■ **Direction**
Copy every one of the entries below word for word.

■ **Extracted records**
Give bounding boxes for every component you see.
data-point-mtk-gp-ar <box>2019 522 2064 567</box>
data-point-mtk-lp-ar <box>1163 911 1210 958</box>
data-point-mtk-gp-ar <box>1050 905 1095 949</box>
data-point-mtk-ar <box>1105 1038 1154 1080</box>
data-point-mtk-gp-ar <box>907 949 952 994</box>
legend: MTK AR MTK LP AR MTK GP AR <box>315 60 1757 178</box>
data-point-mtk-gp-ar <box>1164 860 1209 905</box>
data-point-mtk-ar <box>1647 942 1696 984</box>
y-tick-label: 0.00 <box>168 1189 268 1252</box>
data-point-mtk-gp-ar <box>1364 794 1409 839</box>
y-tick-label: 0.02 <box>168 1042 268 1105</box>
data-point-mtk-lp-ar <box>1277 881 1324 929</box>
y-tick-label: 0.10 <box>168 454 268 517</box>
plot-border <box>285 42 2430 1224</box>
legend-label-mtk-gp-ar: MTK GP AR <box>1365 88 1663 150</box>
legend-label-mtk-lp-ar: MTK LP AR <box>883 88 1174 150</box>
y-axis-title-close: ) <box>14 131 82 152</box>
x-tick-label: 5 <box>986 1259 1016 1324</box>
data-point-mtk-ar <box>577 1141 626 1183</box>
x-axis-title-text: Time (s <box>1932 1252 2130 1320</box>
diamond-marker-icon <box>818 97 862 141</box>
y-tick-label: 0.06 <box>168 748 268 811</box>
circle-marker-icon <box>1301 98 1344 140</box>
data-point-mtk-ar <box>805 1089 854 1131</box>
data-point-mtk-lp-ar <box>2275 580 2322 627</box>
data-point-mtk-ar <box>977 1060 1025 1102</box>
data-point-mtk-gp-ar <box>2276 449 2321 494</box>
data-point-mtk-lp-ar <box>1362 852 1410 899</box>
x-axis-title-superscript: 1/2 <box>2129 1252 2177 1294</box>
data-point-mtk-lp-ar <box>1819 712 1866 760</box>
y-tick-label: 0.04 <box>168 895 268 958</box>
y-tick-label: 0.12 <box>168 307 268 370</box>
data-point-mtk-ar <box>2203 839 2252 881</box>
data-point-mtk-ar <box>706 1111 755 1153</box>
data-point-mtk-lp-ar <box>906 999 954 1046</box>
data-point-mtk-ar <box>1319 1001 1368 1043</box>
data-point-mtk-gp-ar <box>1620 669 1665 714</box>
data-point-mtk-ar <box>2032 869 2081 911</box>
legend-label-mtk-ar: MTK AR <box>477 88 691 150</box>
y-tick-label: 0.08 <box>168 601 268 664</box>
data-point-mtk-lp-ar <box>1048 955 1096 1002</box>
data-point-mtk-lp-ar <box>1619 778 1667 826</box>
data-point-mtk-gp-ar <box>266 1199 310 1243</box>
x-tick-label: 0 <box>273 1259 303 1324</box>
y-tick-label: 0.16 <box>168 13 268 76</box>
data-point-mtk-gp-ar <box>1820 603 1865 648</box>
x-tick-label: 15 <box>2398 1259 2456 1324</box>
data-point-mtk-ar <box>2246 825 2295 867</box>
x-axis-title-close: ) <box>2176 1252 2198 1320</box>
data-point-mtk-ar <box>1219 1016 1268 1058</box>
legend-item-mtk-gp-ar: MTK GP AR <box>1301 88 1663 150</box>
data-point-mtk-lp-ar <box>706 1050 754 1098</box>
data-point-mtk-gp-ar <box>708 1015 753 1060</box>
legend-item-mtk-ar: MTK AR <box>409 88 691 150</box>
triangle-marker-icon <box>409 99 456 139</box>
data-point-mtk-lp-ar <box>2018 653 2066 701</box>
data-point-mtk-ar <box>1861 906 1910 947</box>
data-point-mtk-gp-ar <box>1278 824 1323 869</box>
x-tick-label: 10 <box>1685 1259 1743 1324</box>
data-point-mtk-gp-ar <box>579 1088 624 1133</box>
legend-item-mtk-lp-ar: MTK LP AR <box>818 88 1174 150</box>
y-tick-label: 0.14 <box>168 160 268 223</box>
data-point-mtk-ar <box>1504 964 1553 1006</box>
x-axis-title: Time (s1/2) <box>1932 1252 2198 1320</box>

■ **Exercise solution**
Give bounding boxes for every component you see.
data-point-mtk-gp-ar <box>2019 522 2064 567</box>
data-point-mtk-lp-ar <box>1163 911 1210 958</box>
data-point-mtk-gp-ar <box>1050 905 1095 949</box>
data-point-mtk-ar <box>1105 1038 1154 1080</box>
data-point-mtk-gp-ar <box>907 949 952 994</box>
legend: MTK AR MTK LP AR MTK GP AR <box>315 60 1757 178</box>
data-point-mtk-gp-ar <box>1164 860 1209 905</box>
data-point-mtk-ar <box>1647 942 1696 984</box>
y-tick-label: 0.00 <box>168 1189 268 1252</box>
data-point-mtk-gp-ar <box>1364 794 1409 839</box>
y-tick-label: 0.02 <box>168 1042 268 1105</box>
data-point-mtk-lp-ar <box>1277 881 1324 929</box>
y-tick-label: 0.10 <box>168 454 268 517</box>
plot-border <box>285 42 2430 1224</box>
legend-label-mtk-gp-ar: MTK GP AR <box>1365 88 1663 150</box>
legend-label-mtk-lp-ar: MTK LP AR <box>883 88 1174 150</box>
y-axis-title-close: ) <box>14 131 82 152</box>
x-tick-label: 5 <box>986 1259 1016 1324</box>
data-point-mtk-ar <box>577 1141 626 1183</box>
x-axis-title-text: Time (s <box>1932 1252 2130 1320</box>
diamond-marker-icon <box>818 97 862 141</box>
y-tick-label: 0.06 <box>168 748 268 811</box>
circle-marker-icon <box>1301 98 1344 140</box>
data-point-mtk-ar <box>805 1089 854 1131</box>
data-point-mtk-lp-ar <box>2275 580 2322 627</box>
data-point-mtk-ar <box>977 1060 1025 1102</box>
data-point-mtk-gp-ar <box>2276 449 2321 494</box>
data-point-mtk-lp-ar <box>1362 852 1410 899</box>
x-axis-title-superscript: 1/2 <box>2129 1252 2177 1294</box>
data-point-mtk-lp-ar <box>1819 712 1866 760</box>
y-tick-label: 0.04 <box>168 895 268 958</box>
y-tick-label: 0.12 <box>168 307 268 370</box>
data-point-mtk-ar <box>2203 839 2252 881</box>
data-point-mtk-ar <box>706 1111 755 1153</box>
data-point-mtk-lp-ar <box>906 999 954 1046</box>
data-point-mtk-ar <box>1319 1001 1368 1043</box>
data-point-mtk-gp-ar <box>1620 669 1665 714</box>
data-point-mtk-ar <box>2032 869 2081 911</box>
legend-label-mtk-ar: MTK AR <box>477 88 691 150</box>
y-tick-label: 0.08 <box>168 601 268 664</box>
data-point-mtk-lp-ar <box>1048 955 1096 1002</box>
data-point-mtk-lp-ar <box>1619 778 1667 826</box>
data-point-mtk-gp-ar <box>266 1199 310 1243</box>
x-tick-label: 0 <box>273 1259 303 1324</box>
y-tick-label: 0.16 <box>168 13 268 76</box>
data-point-mtk-gp-ar <box>1820 603 1865 648</box>
x-tick-label: 15 <box>2398 1259 2456 1324</box>
data-point-mtk-ar <box>2246 825 2295 867</box>
x-axis-title-close: ) <box>2176 1252 2198 1320</box>
data-point-mtk-ar <box>1219 1016 1268 1058</box>
legend-item-mtk-gp-ar: MTK GP AR <box>1301 88 1663 150</box>
data-point-mtk-lp-ar <box>706 1050 754 1098</box>
data-point-mtk-gp-ar <box>708 1015 753 1060</box>
legend-item-mtk-ar: MTK AR <box>409 88 691 150</box>
triangle-marker-icon <box>409 99 456 139</box>
data-point-mtk-lp-ar <box>2018 653 2066 701</box>
data-point-mtk-ar <box>1861 906 1910 947</box>
data-point-mtk-gp-ar <box>1278 824 1323 869</box>
x-tick-label: 10 <box>1685 1259 1743 1324</box>
data-point-mtk-gp-ar <box>579 1088 624 1133</box>
legend-item-mtk-lp-ar: MTK LP AR <box>818 88 1174 150</box>
y-tick-label: 0.14 <box>168 160 268 223</box>
data-point-mtk-ar <box>1504 964 1553 1006</box>
x-axis-title: Time (s1/2) <box>1932 1252 2198 1320</box>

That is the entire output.